- REQUIRED TASK -
Go through the material below and copy each line where the word "Delegados" appears.

- ENTRIES PROVIDED -
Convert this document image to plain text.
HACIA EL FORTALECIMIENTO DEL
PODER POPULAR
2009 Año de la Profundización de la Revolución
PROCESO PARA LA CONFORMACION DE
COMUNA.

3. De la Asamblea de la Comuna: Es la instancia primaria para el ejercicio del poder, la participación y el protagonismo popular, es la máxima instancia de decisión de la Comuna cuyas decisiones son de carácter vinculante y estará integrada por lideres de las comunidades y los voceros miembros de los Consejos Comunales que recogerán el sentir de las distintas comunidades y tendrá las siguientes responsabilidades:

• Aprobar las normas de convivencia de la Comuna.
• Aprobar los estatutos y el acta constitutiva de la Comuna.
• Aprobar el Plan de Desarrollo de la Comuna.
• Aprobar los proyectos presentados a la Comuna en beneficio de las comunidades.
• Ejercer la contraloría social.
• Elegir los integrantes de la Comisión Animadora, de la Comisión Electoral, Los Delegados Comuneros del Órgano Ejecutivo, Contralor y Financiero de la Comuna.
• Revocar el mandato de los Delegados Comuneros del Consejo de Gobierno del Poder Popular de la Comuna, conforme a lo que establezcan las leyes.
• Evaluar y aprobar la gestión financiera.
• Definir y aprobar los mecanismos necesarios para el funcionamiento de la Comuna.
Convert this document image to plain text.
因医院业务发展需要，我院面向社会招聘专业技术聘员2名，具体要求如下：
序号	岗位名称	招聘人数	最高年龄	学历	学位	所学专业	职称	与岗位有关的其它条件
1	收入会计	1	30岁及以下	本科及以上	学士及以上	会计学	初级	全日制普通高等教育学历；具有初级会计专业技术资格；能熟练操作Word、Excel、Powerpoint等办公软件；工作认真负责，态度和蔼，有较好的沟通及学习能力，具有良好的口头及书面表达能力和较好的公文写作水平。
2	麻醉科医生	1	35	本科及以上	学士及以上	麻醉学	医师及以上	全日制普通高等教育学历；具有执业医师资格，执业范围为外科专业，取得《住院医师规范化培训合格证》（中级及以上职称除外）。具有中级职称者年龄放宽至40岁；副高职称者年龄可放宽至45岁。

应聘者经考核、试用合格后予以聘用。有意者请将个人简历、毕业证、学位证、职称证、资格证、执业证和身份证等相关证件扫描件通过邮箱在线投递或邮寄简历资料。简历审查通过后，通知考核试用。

- ANSWER TO THIS PROBLEM -
• Elegir los integrantes de la Comisión Animadora, de la Comisión Electoral, Los Delegados Comuneros del Órgano Ejecutivo, Contralor y Financiero de la Comuna.
• Revocar el mandato de los Delegados Comuneros del Consejo de Gobierno del Poder Popular de la Comuna, conforme a lo que establezcan las leyes.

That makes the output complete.